Exercise task: Copy all lines in which the word "mouvement" can be found.
####
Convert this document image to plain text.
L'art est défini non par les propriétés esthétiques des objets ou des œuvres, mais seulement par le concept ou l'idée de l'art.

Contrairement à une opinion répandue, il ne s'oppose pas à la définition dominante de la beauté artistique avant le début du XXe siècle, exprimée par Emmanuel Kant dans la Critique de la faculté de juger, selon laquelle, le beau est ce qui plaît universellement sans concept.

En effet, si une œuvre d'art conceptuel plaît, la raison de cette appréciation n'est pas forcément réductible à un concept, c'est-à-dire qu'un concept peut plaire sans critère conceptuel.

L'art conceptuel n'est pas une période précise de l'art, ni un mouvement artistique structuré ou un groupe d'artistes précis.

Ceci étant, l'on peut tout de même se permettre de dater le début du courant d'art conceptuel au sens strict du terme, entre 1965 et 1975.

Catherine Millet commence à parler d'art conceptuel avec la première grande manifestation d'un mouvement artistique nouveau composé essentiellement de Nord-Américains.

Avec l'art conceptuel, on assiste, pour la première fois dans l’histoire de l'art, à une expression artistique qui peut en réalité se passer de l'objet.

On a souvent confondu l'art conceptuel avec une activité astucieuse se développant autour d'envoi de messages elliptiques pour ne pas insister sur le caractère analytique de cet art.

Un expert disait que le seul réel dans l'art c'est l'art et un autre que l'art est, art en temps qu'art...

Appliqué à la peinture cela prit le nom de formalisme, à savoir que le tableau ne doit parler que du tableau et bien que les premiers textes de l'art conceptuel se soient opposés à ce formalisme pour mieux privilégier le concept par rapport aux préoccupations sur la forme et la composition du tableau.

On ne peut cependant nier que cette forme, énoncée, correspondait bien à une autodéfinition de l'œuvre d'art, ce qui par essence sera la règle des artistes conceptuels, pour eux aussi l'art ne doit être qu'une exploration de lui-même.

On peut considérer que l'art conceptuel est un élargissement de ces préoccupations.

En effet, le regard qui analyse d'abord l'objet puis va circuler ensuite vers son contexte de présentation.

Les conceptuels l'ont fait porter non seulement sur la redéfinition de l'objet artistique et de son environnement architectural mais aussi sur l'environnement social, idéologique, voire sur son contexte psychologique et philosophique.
####
Answer to this task:
L'art conceptuel n'est pas une période précise de l'art, ni un mouvement artistique structuré ou un groupe d'artistes précis.
Catherine Millet commence à parler d'art conceptuel avec la première grande manifestation d'un mouvement artistique nouveau composé essentiellement de Nord-Américains.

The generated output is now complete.